> [DIRECTIVE] Without the pictures, repeat the listing character for character.

> [SOURCE DATA]
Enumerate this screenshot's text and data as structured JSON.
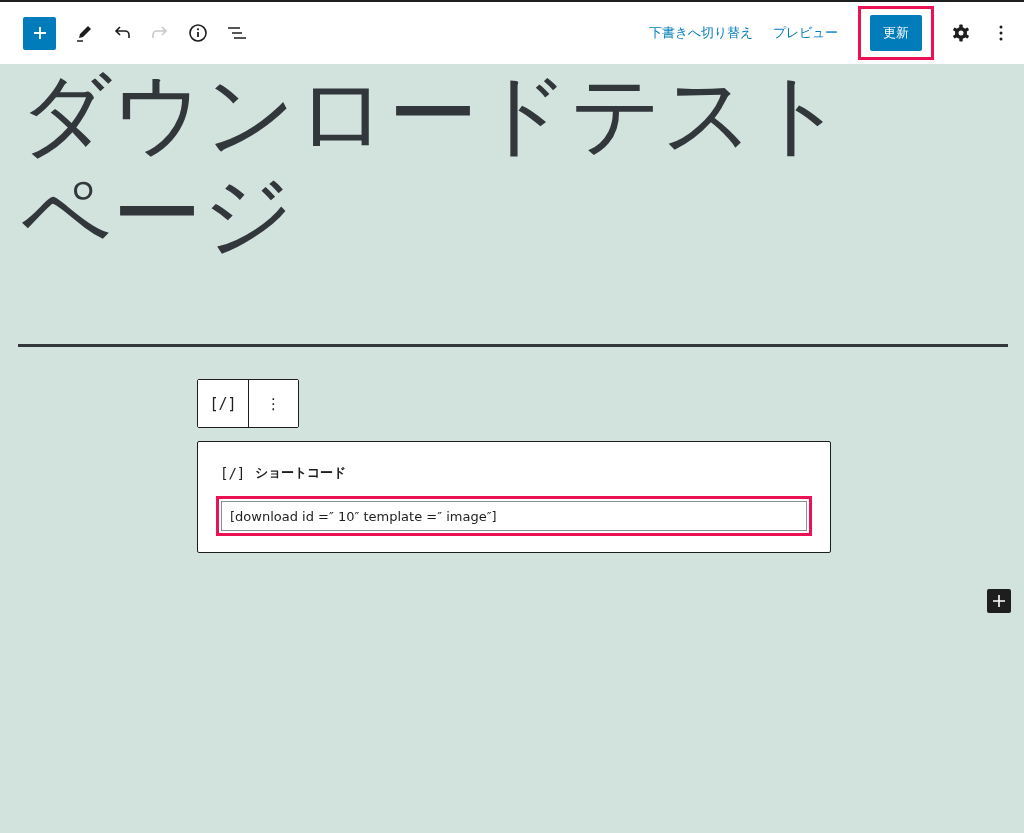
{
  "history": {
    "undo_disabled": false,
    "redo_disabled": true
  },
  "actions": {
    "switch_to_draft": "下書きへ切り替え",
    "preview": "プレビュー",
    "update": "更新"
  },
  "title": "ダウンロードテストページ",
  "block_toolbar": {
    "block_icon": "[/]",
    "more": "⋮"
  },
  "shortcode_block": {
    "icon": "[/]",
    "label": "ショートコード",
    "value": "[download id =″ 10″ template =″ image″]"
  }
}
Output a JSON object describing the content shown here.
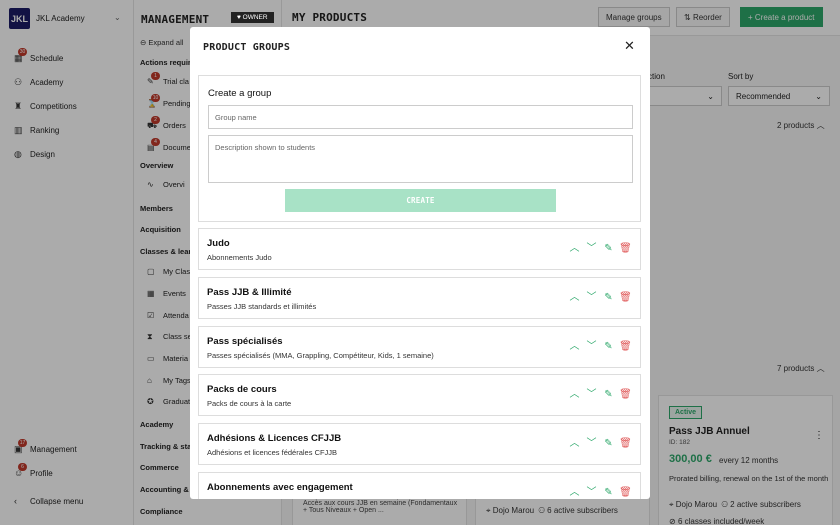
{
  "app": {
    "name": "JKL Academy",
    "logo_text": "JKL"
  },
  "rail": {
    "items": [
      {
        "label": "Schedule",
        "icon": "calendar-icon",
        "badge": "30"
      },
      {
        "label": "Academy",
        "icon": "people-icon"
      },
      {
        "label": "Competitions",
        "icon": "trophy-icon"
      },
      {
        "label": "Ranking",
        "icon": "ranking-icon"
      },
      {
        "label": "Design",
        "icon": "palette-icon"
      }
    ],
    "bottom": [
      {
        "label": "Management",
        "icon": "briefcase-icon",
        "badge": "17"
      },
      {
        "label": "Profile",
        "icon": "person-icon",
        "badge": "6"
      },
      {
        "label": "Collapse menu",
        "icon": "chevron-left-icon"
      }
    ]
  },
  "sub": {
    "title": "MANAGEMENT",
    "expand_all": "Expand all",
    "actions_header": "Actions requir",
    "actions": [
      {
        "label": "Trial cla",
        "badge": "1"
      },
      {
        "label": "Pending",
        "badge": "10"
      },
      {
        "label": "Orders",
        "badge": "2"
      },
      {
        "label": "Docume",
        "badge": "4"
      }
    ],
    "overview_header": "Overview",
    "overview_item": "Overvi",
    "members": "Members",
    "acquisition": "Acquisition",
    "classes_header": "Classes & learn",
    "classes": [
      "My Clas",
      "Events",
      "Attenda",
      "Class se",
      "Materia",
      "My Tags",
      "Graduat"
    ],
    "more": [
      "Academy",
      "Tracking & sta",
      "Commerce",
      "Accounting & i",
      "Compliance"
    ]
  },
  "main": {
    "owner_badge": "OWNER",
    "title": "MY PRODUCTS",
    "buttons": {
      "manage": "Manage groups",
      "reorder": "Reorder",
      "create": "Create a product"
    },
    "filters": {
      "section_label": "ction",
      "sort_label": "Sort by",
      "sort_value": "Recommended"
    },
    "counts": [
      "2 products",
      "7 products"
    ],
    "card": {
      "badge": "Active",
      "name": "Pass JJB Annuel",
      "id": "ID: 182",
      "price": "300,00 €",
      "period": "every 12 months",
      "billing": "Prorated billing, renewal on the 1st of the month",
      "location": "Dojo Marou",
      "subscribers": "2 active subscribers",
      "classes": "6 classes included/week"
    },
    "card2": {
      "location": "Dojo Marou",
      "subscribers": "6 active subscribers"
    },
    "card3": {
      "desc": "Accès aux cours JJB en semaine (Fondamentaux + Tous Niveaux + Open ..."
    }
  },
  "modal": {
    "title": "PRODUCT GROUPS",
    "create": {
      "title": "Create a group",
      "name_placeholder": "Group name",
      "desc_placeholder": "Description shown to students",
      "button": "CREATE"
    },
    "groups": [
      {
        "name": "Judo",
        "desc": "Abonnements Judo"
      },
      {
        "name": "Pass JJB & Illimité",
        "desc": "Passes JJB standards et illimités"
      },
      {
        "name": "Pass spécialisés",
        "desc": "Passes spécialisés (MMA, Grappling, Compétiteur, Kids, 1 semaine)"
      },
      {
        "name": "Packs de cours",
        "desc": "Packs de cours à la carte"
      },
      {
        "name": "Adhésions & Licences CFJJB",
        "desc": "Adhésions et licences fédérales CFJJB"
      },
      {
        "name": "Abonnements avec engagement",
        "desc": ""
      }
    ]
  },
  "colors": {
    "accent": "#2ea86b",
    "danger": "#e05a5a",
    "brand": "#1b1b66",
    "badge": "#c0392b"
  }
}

> [FULL RESPONSE]
Enumerate this screenshot's text and data as structured JSON.
{
  "history": {
    "undo_disabled": false,
    "redo_disabled": true
  },
  "actions": {
    "switch_to_draft": "下書きへ切り替え",
    "preview": "プレビュー",
    "update": "更新"
  },
  "title": "ダウンロードテストページ",
  "block_toolbar": {
    "block_icon": "[/]",
    "more": "⋮"
  },
  "shortcode_block": {
    "icon": "[/]",
    "label": "ショートコード",
    "value": "[download id =″ 10″ template =″ image″]"
  }
}
Output a JSON object describing the content shown here.
{
  "app": {
    "name": "JKL Academy",
    "logo_text": "JKL"
  },
  "rail": {
    "items": [
      {
        "label": "Schedule",
        "icon": "calendar-icon",
        "badge": "30"
      },
      {
        "label": "Academy",
        "icon": "people-icon"
      },
      {
        "label": "Competitions",
        "icon": "trophy-icon"
      },
      {
        "label": "Ranking",
        "icon": "ranking-icon"
      },
      {
        "label": "Design",
        "icon": "palette-icon"
      }
    ],
    "bottom": [
      {
        "label": "Management",
        "icon": "briefcase-icon",
        "badge": "17"
      },
      {
        "label": "Profile",
        "icon": "person-icon",
        "badge": "6"
      },
      {
        "label": "Collapse menu",
        "icon": "chevron-left-icon"
      }
    ]
  },
  "sub": {
    "title": "MANAGEMENT",
    "expand_all": "Expand all",
    "actions_header": "Actions requir",
    "actions": [
      {
        "label": "Trial cla",
        "badge": "1"
      },
      {
        "label": "Pending",
        "badge": "10"
      },
      {
        "label": "Orders",
        "badge": "2"
      },
      {
        "label": "Docume",
        "badge": "4"
      }
    ],
    "overview_header": "Overview",
    "overview_item": "Overvi",
    "members": "Members",
    "acquisition": "Acquisition",
    "classes_header": "Classes & learn",
    "classes": [
      "My Clas",
      "Events",
      "Attenda",
      "Class se",
      "Materia",
      "My Tags",
      "Graduat"
    ],
    "more": [
      "Academy",
      "Tracking & sta",
      "Commerce",
      "Accounting & i",
      "Compliance"
    ]
  },
  "main": {
    "owner_badge": "OWNER",
    "title": "MY PRODUCTS",
    "buttons": {
      "manage": "Manage groups",
      "reorder": "Reorder",
      "create": "Create a product"
    },
    "filters": {
      "section_label": "ction",
      "sort_label": "Sort by",
      "sort_value": "Recommended"
    },
    "counts": [
      "2 products",
      "7 products"
    ],
    "card": {
      "badge": "Active",
      "name": "Pass JJB Annuel",
      "id": "ID: 182",
      "price": "300,00 €",
      "period": "every 12 months",
      "billing": "Prorated billing, renewal on the 1st of the month",
      "location": "Dojo Marou",
      "subscribers": "2 active subscribers",
      "classes": "6 classes included/week"
    },
    "card2": {
      "location": "Dojo Marou",
      "subscribers": "6 active subscribers"
    },
    "card3": {
      "desc": "Accès aux cours JJB en semaine (Fondamentaux + Tous Niveaux + Open ..."
    }
  },
  "modal": {
    "title": "PRODUCT GROUPS",
    "create": {
      "title": "Create a group",
      "name_placeholder": "Group name",
      "desc_placeholder": "Description shown to students",
      "button": "CREATE"
    },
    "groups": [
      {
        "name": "Judo",
        "desc": "Abonnements Judo"
      },
      {
        "name": "Pass JJB & Illimité",
        "desc": "Passes JJB standards et illimités"
      },
      {
        "name": "Pass spécialisés",
        "desc": "Passes spécialisés (MMA, Grappling, Compétiteur, Kids, 1 semaine)"
      },
      {
        "name": "Packs de cours",
        "desc": "Packs de cours à la carte"
      },
      {
        "name": "Adhésions & Licences CFJJB",
        "desc": "Adhésions et licences fédérales CFJJB"
      },
      {
        "name": "Abonnements avec engagement",
        "desc": ""
      }
    ]
  },
  "colors": {
    "accent": "#2ea86b",
    "danger": "#e05a5a",
    "brand": "#1b1b66",
    "badge": "#c0392b"
  }
}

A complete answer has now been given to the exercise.